» **To be done**
Wherever a line holds the string "JSON", copy that line.

BEGIN Task material

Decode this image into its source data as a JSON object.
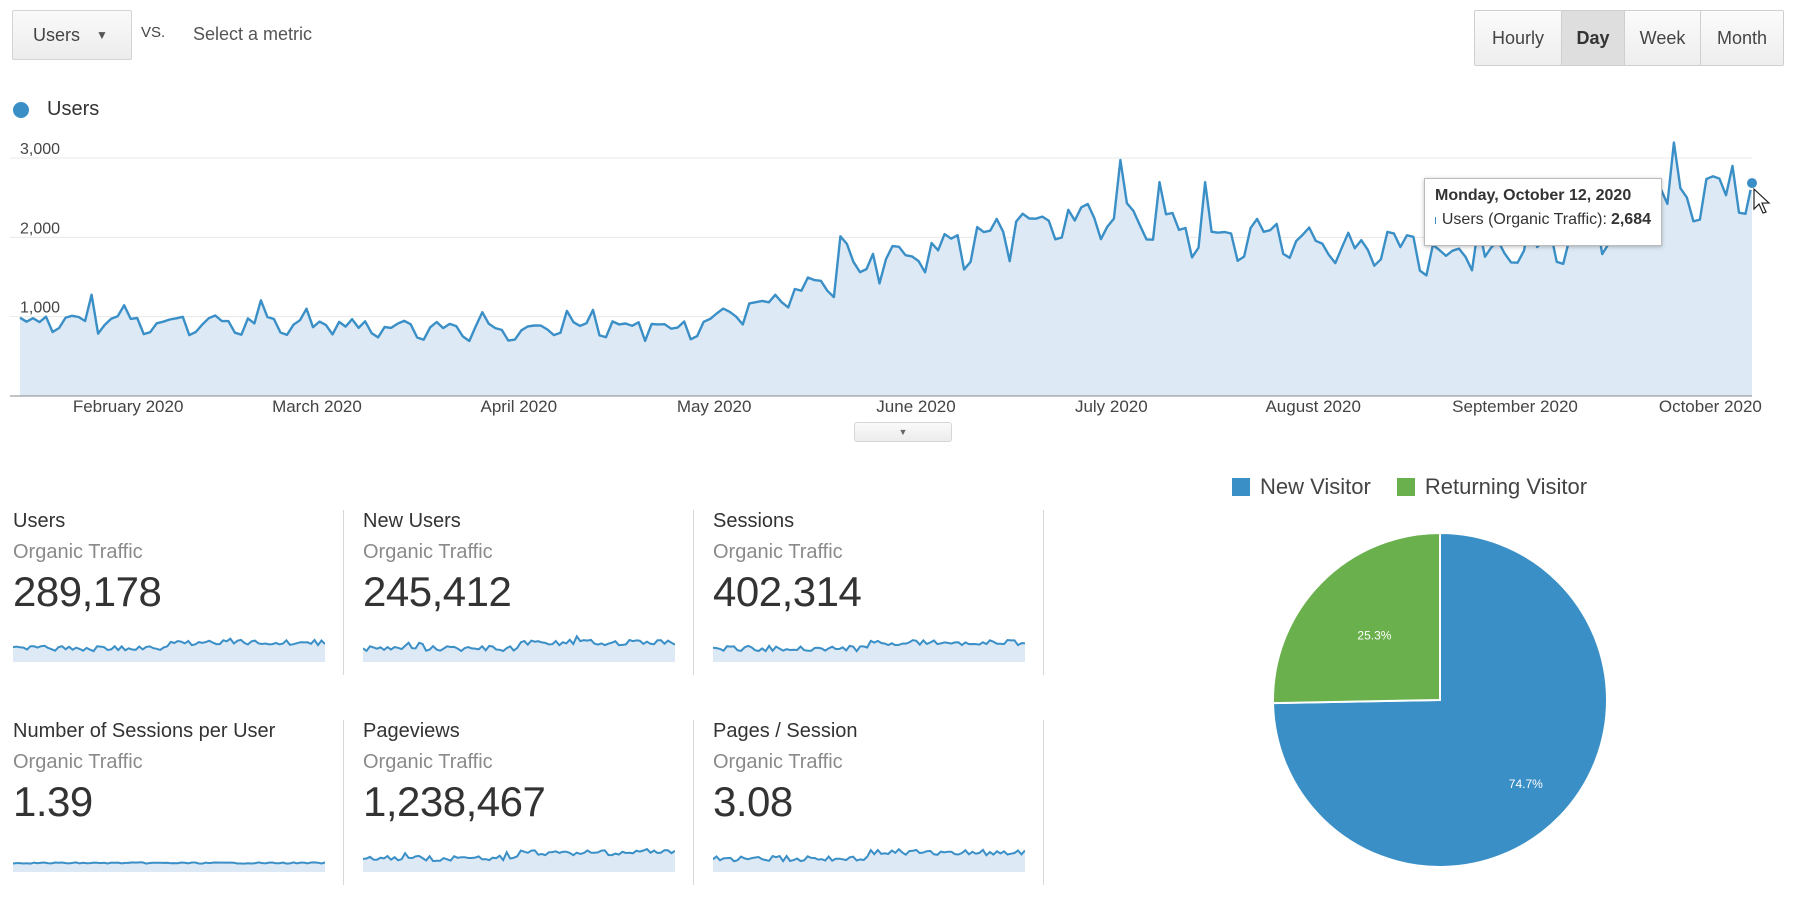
{
  "toolbar": {
    "metric": "Users",
    "vs": "VS.",
    "select_metric": "Select a metric",
    "periods": [
      "Hourly",
      "Day",
      "Week",
      "Month"
    ],
    "active_period": "Day"
  },
  "colors": {
    "line": "#3a8fc7",
    "area": "#dde9f5",
    "new_visitor": "#3a8fc7",
    "returning_visitor": "#6ab04c"
  },
  "tooltip": {
    "title": "Monday, October 12, 2020",
    "label": "Users (Organic Traffic):",
    "value": "2,684"
  },
  "kpis": [
    {
      "title": "Users",
      "subtitle": "Organic Traffic",
      "value": "289,178"
    },
    {
      "title": "New Users",
      "subtitle": "Organic Traffic",
      "value": "245,412"
    },
    {
      "title": "Sessions",
      "subtitle": "Organic Traffic",
      "value": "402,314"
    },
    {
      "title": "Number of Sessions per User",
      "subtitle": "Organic Traffic",
      "value": "1.39"
    },
    {
      "title": "Pageviews",
      "subtitle": "Organic Traffic",
      "value": "1,238,467"
    },
    {
      "title": "Pages / Session",
      "subtitle": "Organic Traffic",
      "value": "3.08"
    }
  ],
  "chart_data": [
    {
      "type": "area",
      "series": [
        {
          "name": "Users",
          "x": [
            "Feb 1 2020",
            "Mar 1 2020",
            "Apr 1 2020",
            "May 1 2020",
            "Jun 1 2020",
            "Jul 1 2020",
            "Aug 1 2020",
            "Sep 1 2020",
            "Oct 12 2020"
          ],
          "values": [
            950,
            900,
            850,
            850,
            1700,
            2300,
            2000,
            1750,
            2684
          ]
        }
      ],
      "x_tick_labels": [
        "February 2020",
        "March 2020",
        "April 2020",
        "May 2020",
        "June 2020",
        "July 2020",
        "August 2020",
        "September 2020",
        "October 2020"
      ],
      "y_tick_labels": [
        "1,000",
        "2,000",
        "3,000"
      ],
      "ylim": [
        0,
        3000
      ],
      "legend": "top-left",
      "grid": true
    },
    {
      "type": "pie",
      "categories": [
        "New Visitor",
        "Returning Visitor"
      ],
      "values": [
        74.7,
        25.3
      ],
      "slice_labels": [
        "74.7%",
        "25.3%"
      ],
      "legend": "top"
    }
  ]
}
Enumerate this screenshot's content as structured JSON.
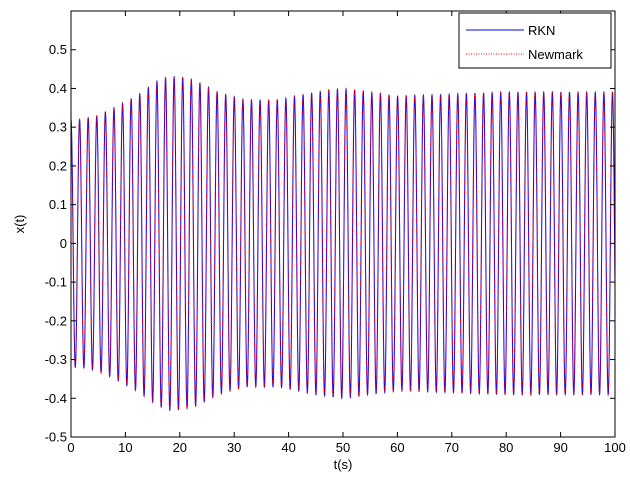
{
  "chart_data": {
    "type": "line",
    "title": "",
    "xlabel": "t(s)",
    "ylabel": "x(t)",
    "xlim": [
      0,
      100
    ],
    "ylim": [
      -0.5,
      0.6
    ],
    "x_ticks": [
      0,
      10,
      20,
      30,
      40,
      50,
      60,
      70,
      80,
      90,
      100
    ],
    "x_tick_labels": [
      "0",
      "10",
      "20",
      "30",
      "40",
      "50",
      "60",
      "70",
      "80",
      "90",
      "100"
    ],
    "y_ticks": [
      -0.5,
      -0.4,
      -0.3,
      -0.2,
      -0.1,
      0,
      0.1,
      0.2,
      0.3,
      0.4,
      0.5
    ],
    "y_tick_labels": [
      "-0.5",
      "-0.4",
      "-0.3",
      "-0.2",
      "-0.1",
      "0",
      "0.1",
      "0.2",
      "0.3",
      "0.4",
      "0.5"
    ],
    "grid": false,
    "legend_position": "top-right",
    "oscillation_period": 1.58,
    "envelope": {
      "t": [
        0,
        2,
        5,
        8,
        12,
        16,
        18,
        20,
        23,
        27,
        32,
        38,
        45,
        50,
        55,
        60,
        70,
        80,
        90,
        100
      ],
      "amplitude": [
        0.32,
        0.32,
        0.33,
        0.35,
        0.38,
        0.42,
        0.43,
        0.43,
        0.42,
        0.39,
        0.37,
        0.37,
        0.39,
        0.4,
        0.39,
        0.38,
        0.385,
        0.39,
        0.39,
        0.39
      ]
    },
    "series": [
      {
        "name": "RKN",
        "color": "#0000ff",
        "style": "solid"
      },
      {
        "name": "Newmark",
        "color": "#ff0000",
        "style": "dotted"
      }
    ]
  }
}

END Task material

» **The output**
Decode this image into its source data as a JSON object.
Enumerate this screenshot's content as structured JSON.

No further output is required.